[Entries with figure data]
- - -

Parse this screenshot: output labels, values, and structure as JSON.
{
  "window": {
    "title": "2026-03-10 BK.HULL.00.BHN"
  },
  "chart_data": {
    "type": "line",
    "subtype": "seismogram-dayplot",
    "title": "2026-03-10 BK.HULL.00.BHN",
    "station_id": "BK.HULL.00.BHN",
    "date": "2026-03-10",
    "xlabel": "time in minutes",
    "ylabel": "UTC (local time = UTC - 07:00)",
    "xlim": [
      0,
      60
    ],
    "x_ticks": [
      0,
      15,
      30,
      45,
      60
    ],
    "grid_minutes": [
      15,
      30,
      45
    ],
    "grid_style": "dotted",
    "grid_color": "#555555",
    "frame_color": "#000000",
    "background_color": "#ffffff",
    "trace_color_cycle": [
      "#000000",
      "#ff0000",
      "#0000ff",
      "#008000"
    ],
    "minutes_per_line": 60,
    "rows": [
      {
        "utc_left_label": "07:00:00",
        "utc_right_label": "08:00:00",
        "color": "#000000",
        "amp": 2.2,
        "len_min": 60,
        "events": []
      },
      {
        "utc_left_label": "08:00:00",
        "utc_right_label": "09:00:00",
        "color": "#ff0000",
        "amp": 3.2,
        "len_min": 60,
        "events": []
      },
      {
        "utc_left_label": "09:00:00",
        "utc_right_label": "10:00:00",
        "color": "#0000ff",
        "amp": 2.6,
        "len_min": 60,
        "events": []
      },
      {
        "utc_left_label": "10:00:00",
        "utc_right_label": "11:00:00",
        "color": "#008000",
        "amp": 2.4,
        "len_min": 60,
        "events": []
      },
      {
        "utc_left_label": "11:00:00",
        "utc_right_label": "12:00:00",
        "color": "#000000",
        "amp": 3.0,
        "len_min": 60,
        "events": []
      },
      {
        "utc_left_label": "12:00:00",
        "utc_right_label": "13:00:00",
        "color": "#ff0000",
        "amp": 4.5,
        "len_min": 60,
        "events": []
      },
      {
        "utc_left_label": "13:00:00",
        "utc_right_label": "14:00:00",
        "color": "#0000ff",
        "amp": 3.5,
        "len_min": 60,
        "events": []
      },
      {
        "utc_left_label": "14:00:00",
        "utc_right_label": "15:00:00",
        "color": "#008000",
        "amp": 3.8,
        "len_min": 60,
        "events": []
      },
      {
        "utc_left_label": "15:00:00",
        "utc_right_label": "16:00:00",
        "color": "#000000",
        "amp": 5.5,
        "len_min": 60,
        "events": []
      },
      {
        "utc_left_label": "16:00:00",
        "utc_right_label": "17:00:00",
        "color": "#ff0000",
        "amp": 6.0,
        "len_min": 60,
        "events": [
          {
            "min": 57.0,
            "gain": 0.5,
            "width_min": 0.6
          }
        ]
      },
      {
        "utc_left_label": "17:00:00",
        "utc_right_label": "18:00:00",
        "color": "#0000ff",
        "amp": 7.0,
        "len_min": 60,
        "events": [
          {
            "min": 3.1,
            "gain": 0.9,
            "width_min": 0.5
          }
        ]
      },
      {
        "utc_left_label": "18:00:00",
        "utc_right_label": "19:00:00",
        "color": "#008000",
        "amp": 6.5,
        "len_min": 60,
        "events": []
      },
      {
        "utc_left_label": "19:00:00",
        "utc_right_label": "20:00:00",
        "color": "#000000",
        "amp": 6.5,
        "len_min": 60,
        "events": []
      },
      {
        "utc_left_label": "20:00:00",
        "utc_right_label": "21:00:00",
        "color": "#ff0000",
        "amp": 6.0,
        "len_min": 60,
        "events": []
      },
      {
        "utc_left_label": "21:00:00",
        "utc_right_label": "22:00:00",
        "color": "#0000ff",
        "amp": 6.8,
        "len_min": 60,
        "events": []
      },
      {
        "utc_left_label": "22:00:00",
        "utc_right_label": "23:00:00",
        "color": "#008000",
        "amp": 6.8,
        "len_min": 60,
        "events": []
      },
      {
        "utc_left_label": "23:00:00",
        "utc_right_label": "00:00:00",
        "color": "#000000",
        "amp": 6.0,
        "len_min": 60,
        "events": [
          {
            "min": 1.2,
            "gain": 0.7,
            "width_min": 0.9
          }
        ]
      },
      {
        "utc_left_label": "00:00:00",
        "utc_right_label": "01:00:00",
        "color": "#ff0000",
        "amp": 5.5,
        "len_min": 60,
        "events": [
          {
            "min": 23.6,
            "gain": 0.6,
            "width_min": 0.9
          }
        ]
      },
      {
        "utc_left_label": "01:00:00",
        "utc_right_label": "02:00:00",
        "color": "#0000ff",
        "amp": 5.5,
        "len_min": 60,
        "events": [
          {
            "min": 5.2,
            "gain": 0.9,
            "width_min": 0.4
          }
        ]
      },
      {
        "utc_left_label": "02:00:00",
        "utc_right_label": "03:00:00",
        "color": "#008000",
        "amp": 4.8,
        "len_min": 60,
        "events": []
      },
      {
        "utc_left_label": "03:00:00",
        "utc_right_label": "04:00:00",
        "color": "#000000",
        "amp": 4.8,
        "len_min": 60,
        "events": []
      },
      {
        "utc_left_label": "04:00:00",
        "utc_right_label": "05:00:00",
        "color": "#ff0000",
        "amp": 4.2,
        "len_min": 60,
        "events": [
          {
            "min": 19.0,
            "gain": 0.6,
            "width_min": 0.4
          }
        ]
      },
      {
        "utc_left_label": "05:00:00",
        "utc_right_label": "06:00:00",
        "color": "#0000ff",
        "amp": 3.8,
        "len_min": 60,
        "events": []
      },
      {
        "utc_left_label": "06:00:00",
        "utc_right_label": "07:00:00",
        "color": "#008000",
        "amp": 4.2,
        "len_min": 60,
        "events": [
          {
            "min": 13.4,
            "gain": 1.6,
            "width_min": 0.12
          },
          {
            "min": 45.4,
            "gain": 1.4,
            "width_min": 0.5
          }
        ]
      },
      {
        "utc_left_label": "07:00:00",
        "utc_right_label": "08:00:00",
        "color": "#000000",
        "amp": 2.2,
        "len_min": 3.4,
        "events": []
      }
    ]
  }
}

- - -

Return every line exactly.

Task output
Parse this screenshot: output labels, values, and structure as JSON.
{
  "window": {
    "title": "2026-03-10 BK.HULL.00.BHN"
  },
  "chart_data": {
    "type": "line",
    "subtype": "seismogram-dayplot",
    "title": "2026-03-10 BK.HULL.00.BHN",
    "station_id": "BK.HULL.00.BHN",
    "date": "2026-03-10",
    "xlabel": "time in minutes",
    "ylabel": "UTC (local time = UTC - 07:00)",
    "xlim": [
      0,
      60
    ],
    "x_ticks": [
      0,
      15,
      30,
      45,
      60
    ],
    "grid_minutes": [
      15,
      30,
      45
    ],
    "grid_style": "dotted",
    "grid_color": "#555555",
    "frame_color": "#000000",
    "background_color": "#ffffff",
    "trace_color_cycle": [
      "#000000",
      "#ff0000",
      "#0000ff",
      "#008000"
    ],
    "minutes_per_line": 60,
    "rows": [
      {
        "utc_left_label": "07:00:00",
        "utc_right_label": "08:00:00",
        "color": "#000000",
        "amp": 2.2,
        "len_min": 60,
        "events": []
      },
      {
        "utc_left_label": "08:00:00",
        "utc_right_label": "09:00:00",
        "color": "#ff0000",
        "amp": 3.2,
        "len_min": 60,
        "events": []
      },
      {
        "utc_left_label": "09:00:00",
        "utc_right_label": "10:00:00",
        "color": "#0000ff",
        "amp": 2.6,
        "len_min": 60,
        "events": []
      },
      {
        "utc_left_label": "10:00:00",
        "utc_right_label": "11:00:00",
        "color": "#008000",
        "amp": 2.4,
        "len_min": 60,
        "events": []
      },
      {
        "utc_left_label": "11:00:00",
        "utc_right_label": "12:00:00",
        "color": "#000000",
        "amp": 3.0,
        "len_min": 60,
        "events": []
      },
      {
        "utc_left_label": "12:00:00",
        "utc_right_label": "13:00:00",
        "color": "#ff0000",
        "amp": 4.5,
        "len_min": 60,
        "events": []
      },
      {
        "utc_left_label": "13:00:00",
        "utc_right_label": "14:00:00",
        "color": "#0000ff",
        "amp": 3.5,
        "len_min": 60,
        "events": []
      },
      {
        "utc_left_label": "14:00:00",
        "utc_right_label": "15:00:00",
        "color": "#008000",
        "amp": 3.8,
        "len_min": 60,
        "events": []
      },
      {
        "utc_left_label": "15:00:00",
        "utc_right_label": "16:00:00",
        "color": "#000000",
        "amp": 5.5,
        "len_min": 60,
        "events": []
      },
      {
        "utc_left_label": "16:00:00",
        "utc_right_label": "17:00:00",
        "color": "#ff0000",
        "amp": 6.0,
        "len_min": 60,
        "events": [
          {
            "min": 57.0,
            "gain": 0.5,
            "width_min": 0.6
          }
        ]
      },
      {
        "utc_left_label": "17:00:00",
        "utc_right_label": "18:00:00",
        "color": "#0000ff",
        "amp": 7.0,
        "len_min": 60,
        "events": [
          {
            "min": 3.1,
            "gain": 0.9,
            "width_min": 0.5
          }
        ]
      },
      {
        "utc_left_label": "18:00:00",
        "utc_right_label": "19:00:00",
        "color": "#008000",
        "amp": 6.5,
        "len_min": 60,
        "events": []
      },
      {
        "utc_left_label": "19:00:00",
        "utc_right_label": "20:00:00",
        "color": "#000000",
        "amp": 6.5,
        "len_min": 60,
        "events": []
      },
      {
        "utc_left_label": "20:00:00",
        "utc_right_label": "21:00:00",
        "color": "#ff0000",
        "amp": 6.0,
        "len_min": 60,
        "events": []
      },
      {
        "utc_left_label": "21:00:00",
        "utc_right_label": "22:00:00",
        "color": "#0000ff",
        "amp": 6.8,
        "len_min": 60,
        "events": []
      },
      {
        "utc_left_label": "22:00:00",
        "utc_right_label": "23:00:00",
        "color": "#008000",
        "amp": 6.8,
        "len_min": 60,
        "events": []
      },
      {
        "utc_left_label": "23:00:00",
        "utc_right_label": "00:00:00",
        "color": "#000000",
        "amp": 6.0,
        "len_min": 60,
        "events": [
          {
            "min": 1.2,
            "gain": 0.7,
            "width_min": 0.9
          }
        ]
      },
      {
        "utc_left_label": "00:00:00",
        "utc_right_label": "01:00:00",
        "color": "#ff0000",
        "amp": 5.5,
        "len_min": 60,
        "events": [
          {
            "min": 23.6,
            "gain": 0.6,
            "width_min": 0.9
          }
        ]
      },
      {
        "utc_left_label": "01:00:00",
        "utc_right_label": "02:00:00",
        "color": "#0000ff",
        "amp": 5.5,
        "len_min": 60,
        "events": [
          {
            "min": 5.2,
            "gain": 0.9,
            "width_min": 0.4
          }
        ]
      },
      {
        "utc_left_label": "02:00:00",
        "utc_right_label": "03:00:00",
        "color": "#008000",
        "amp": 4.8,
        "len_min": 60,
        "events": []
      },
      {
        "utc_left_label": "03:00:00",
        "utc_right_label": "04:00:00",
        "color": "#000000",
        "amp": 4.8,
        "len_min": 60,
        "events": []
      },
      {
        "utc_left_label": "04:00:00",
        "utc_right_label": "05:00:00",
        "color": "#ff0000",
        "amp": 4.2,
        "len_min": 60,
        "events": [
          {
            "min": 19.0,
            "gain": 0.6,
            "width_min": 0.4
          }
        ]
      },
      {
        "utc_left_label": "05:00:00",
        "utc_right_label": "06:00:00",
        "color": "#0000ff",
        "amp": 3.8,
        "len_min": 60,
        "events": []
      },
      {
        "utc_left_label": "06:00:00",
        "utc_right_label": "07:00:00",
        "color": "#008000",
        "amp": 4.2,
        "len_min": 60,
        "events": [
          {
            "min": 13.4,
            "gain": 1.6,
            "width_min": 0.12
          },
          {
            "min": 45.4,
            "gain": 1.4,
            "width_min": 0.5
          }
        ]
      },
      {
        "utc_left_label": "07:00:00",
        "utc_right_label": "08:00:00",
        "color": "#000000",
        "amp": 2.2,
        "len_min": 3.4,
        "events": []
      }
    ]
  }
}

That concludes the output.